▶ Your task
Quote the whole listing word for word. Do not include the pictures.

(Stored items)
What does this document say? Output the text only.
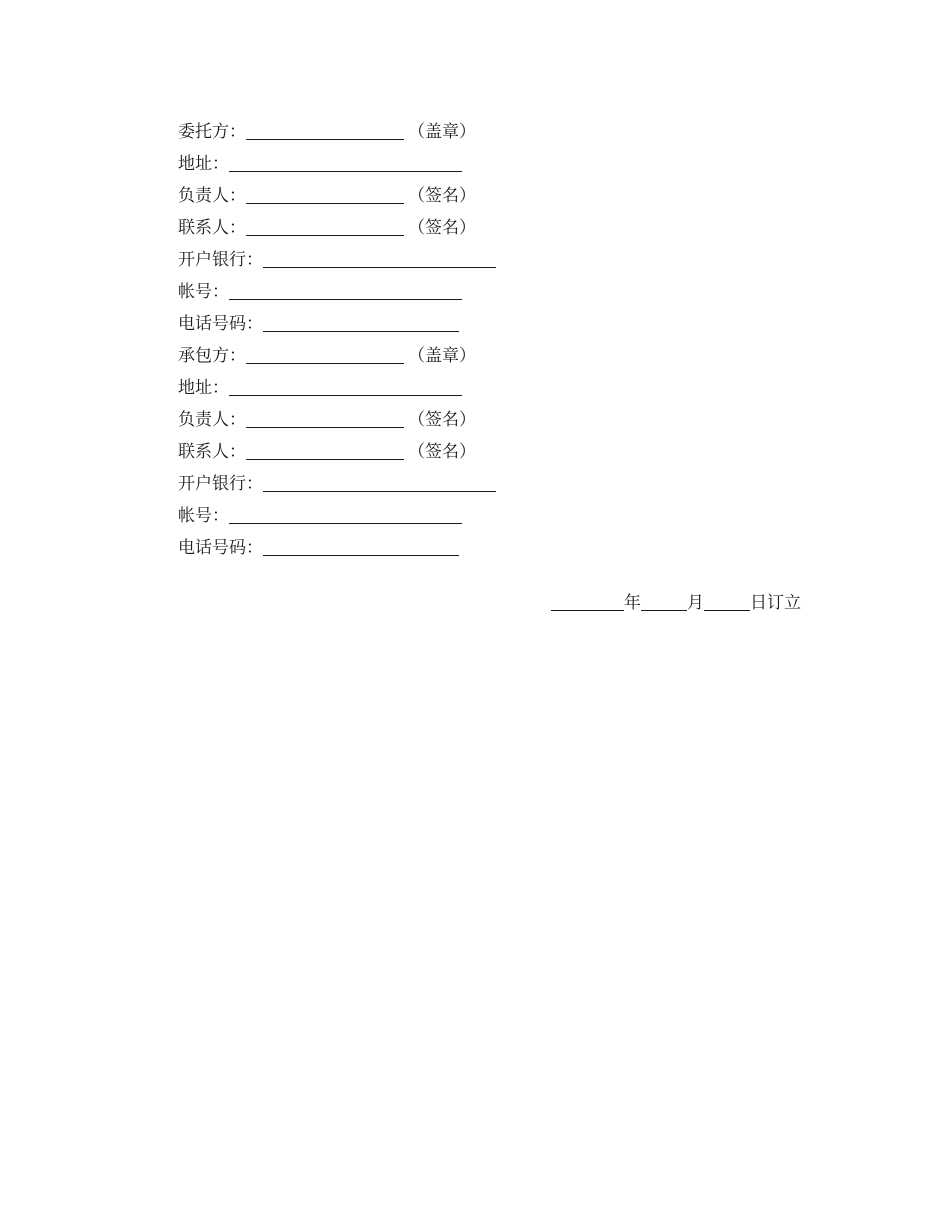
委托方：	（盖章）
地址：
负责人：	（签名）
联系人：	（签名）
开户银行：
帐号：
电话号码：
承包方：	（盖章）
地址：
负责人：	（签名）
联系人：	（签名）
开户银行：
帐号：
电话号码：
年	月	日订立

▶ Expected answer
What does this document say? Output the text only.
委托方：	（盖章）
地址：
负责人：	（签名）
联系人：	（签名）
开户银行：
帐号：
电话号码：
承包方：	（盖章）
地址：
负责人：	（签名）
联系人：	（签名）
开户银行：
帐号：
电话号码：
年	月	日订立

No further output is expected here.